**Challenge**
Copy out each line that includes the word "title".

**Data listing**

▼

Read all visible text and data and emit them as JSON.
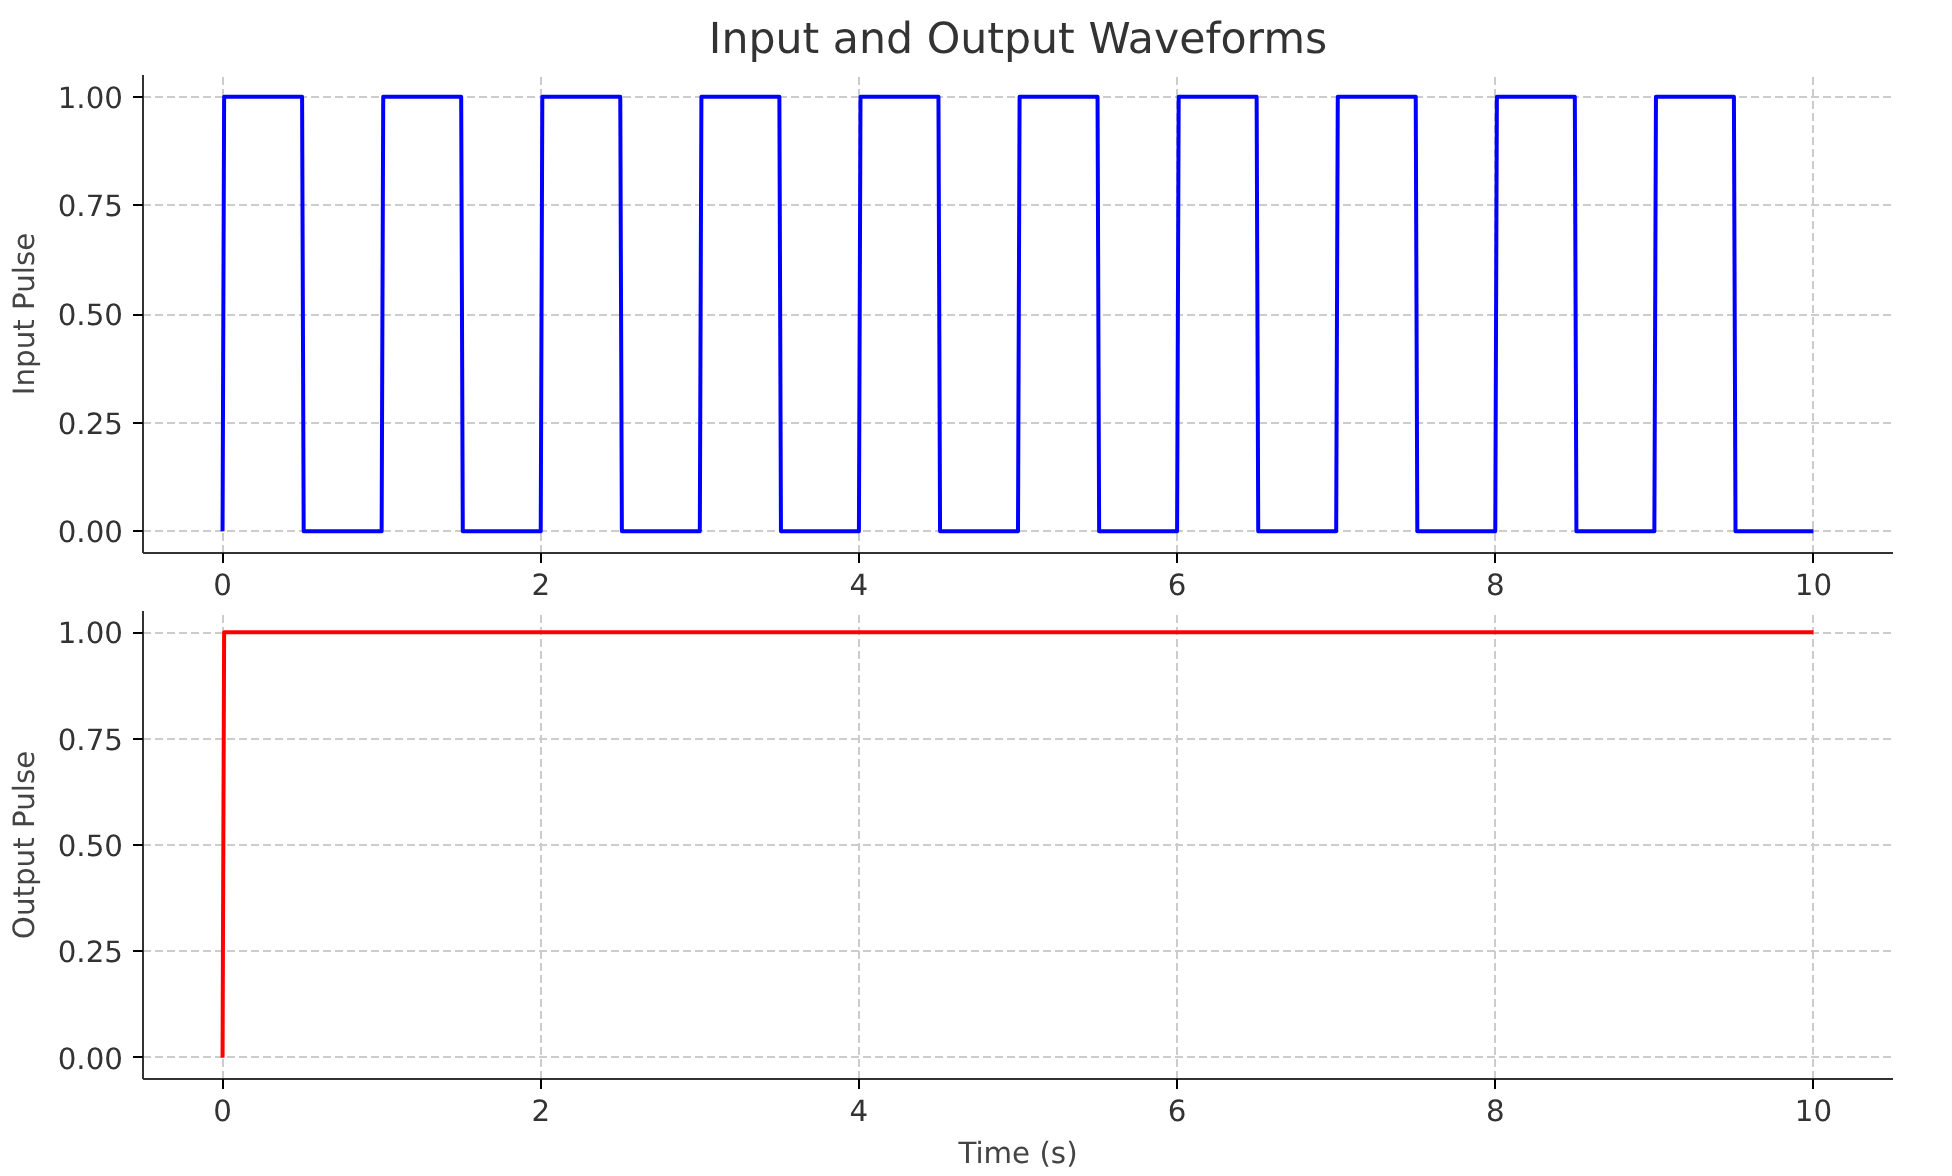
{
  "chart_data": [
    {
      "type": "line",
      "title": "Input and Output Waveforms",
      "ylabel": "Input Pulse",
      "x": [
        0,
        0.01,
        0.5,
        0.51,
        1.0,
        1.01,
        1.5,
        1.51,
        2.0,
        2.01,
        2.5,
        2.51,
        3.0,
        3.01,
        3.5,
        3.51,
        4.0,
        4.01,
        4.5,
        4.51,
        5.0,
        5.01,
        5.5,
        5.51,
        6.0,
        6.01,
        6.5,
        6.51,
        7.0,
        7.01,
        7.5,
        7.51,
        8.0,
        8.01,
        8.5,
        8.51,
        9.0,
        9.01,
        9.5,
        9.51,
        10.0
      ],
      "series": [
        {
          "color": "#0000ff",
          "values": [
            0,
            1,
            1,
            0,
            0,
            1,
            1,
            0,
            0,
            1,
            1,
            0,
            0,
            1,
            1,
            0,
            0,
            1,
            1,
            0,
            0,
            1,
            1,
            0,
            0,
            1,
            1,
            0,
            0,
            1,
            1,
            0,
            0,
            1,
            1,
            0,
            0,
            1,
            1,
            0,
            0
          ]
        }
      ],
      "xlim": [
        -0.5,
        10.5
      ],
      "xticks": [
        0,
        2,
        4,
        6,
        8,
        10
      ],
      "ylim": [
        -0.05,
        1.05
      ],
      "yticks": [
        {
          "value": 0,
          "label": "0.00"
        },
        {
          "value": 0.25,
          "label": "0.25"
        },
        {
          "value": 0.5,
          "label": "0.50"
        },
        {
          "value": 0.75,
          "label": "0.75"
        },
        {
          "value": 1,
          "label": "1.00"
        }
      ],
      "grid": true,
      "marker": "none",
      "line_style": "solid"
    },
    {
      "type": "line",
      "xlabel": "Time (s)",
      "ylabel": "Output Pulse",
      "x": [
        0,
        0.01,
        10.0
      ],
      "series": [
        {
          "color": "#ff0000",
          "values": [
            0,
            1,
            1
          ]
        }
      ],
      "xlim": [
        -0.5,
        10.5
      ],
      "xticks": [
        0,
        2,
        4,
        6,
        8,
        10
      ],
      "ylim": [
        -0.05,
        1.05
      ],
      "yticks": [
        {
          "value": 0,
          "label": "0.00"
        },
        {
          "value": 0.25,
          "label": "0.25"
        },
        {
          "value": 0.5,
          "label": "0.50"
        },
        {
          "value": 0.75,
          "label": "0.75"
        },
        {
          "value": 1,
          "label": "1.00"
        }
      ],
      "grid": true,
      "marker": "none",
      "line_style": "solid"
    }
  ]
}
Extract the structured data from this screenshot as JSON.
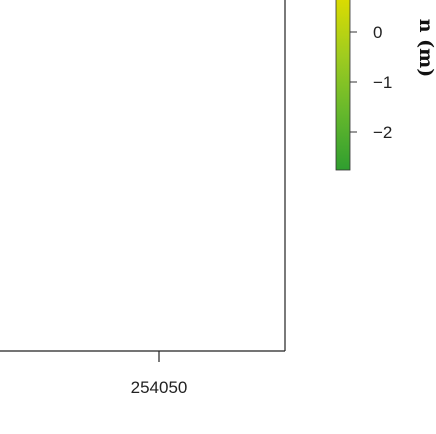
{
  "chart_data": {
    "type": "heatmap",
    "title": "",
    "xlabel": "",
    "ylabel": "",
    "x_ticks": [
      {
        "value": 254050,
        "label": "254050"
      }
    ],
    "colorbar": {
      "label": "n (m)",
      "ticks": [
        {
          "value": 0,
          "label": "0"
        },
        {
          "value": -1,
          "label": "−1"
        },
        {
          "value": -2,
          "label": "−2"
        }
      ],
      "range": [
        -2.6,
        0.5
      ],
      "colors": [
        "#2f9e2f",
        "#66b82c",
        "#a0cc1f",
        "#dcdc00"
      ]
    }
  }
}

▲

**Task solution**
      "title": "Input and Output Waveforms",
    "title": "",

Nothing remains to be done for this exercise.